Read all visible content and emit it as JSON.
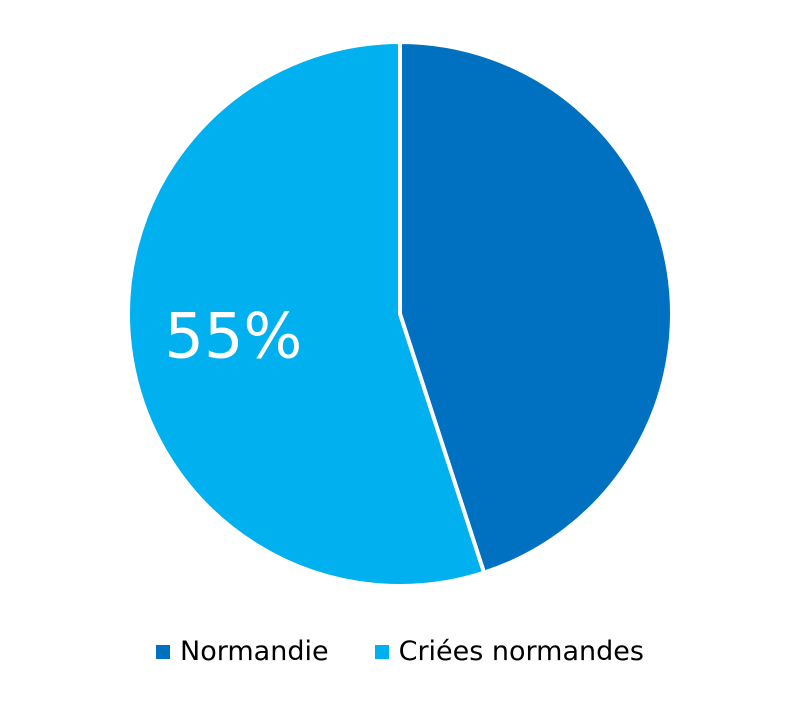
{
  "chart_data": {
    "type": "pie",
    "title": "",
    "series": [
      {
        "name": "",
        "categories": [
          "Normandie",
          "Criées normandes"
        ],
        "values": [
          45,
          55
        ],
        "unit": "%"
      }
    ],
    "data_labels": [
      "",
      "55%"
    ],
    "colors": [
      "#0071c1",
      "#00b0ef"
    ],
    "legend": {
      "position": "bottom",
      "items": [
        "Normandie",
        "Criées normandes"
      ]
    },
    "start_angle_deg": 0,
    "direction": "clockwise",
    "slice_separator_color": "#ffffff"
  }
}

* * *

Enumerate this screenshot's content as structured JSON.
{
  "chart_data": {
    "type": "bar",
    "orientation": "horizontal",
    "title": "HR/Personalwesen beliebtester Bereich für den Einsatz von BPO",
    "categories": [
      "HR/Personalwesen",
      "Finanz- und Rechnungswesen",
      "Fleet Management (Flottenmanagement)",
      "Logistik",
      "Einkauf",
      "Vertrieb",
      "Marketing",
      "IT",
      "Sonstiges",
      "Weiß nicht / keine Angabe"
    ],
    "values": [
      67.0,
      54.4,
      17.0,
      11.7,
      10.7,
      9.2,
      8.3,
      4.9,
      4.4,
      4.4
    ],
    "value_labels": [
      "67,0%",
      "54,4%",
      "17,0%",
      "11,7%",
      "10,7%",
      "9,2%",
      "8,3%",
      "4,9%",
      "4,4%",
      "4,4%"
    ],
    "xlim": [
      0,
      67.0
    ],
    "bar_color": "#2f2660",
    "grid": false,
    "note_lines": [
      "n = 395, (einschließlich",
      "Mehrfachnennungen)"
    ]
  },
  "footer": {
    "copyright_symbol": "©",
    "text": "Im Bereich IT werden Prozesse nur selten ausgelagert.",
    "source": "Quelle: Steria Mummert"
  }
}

● **Task details**: Lines containing the string "title" are to be selected and copied.

● **Answer to this exercise**:
    "title": "",
    "title": "HR/Personalwesen beliebtester Bereich für den Einsatz von BPO",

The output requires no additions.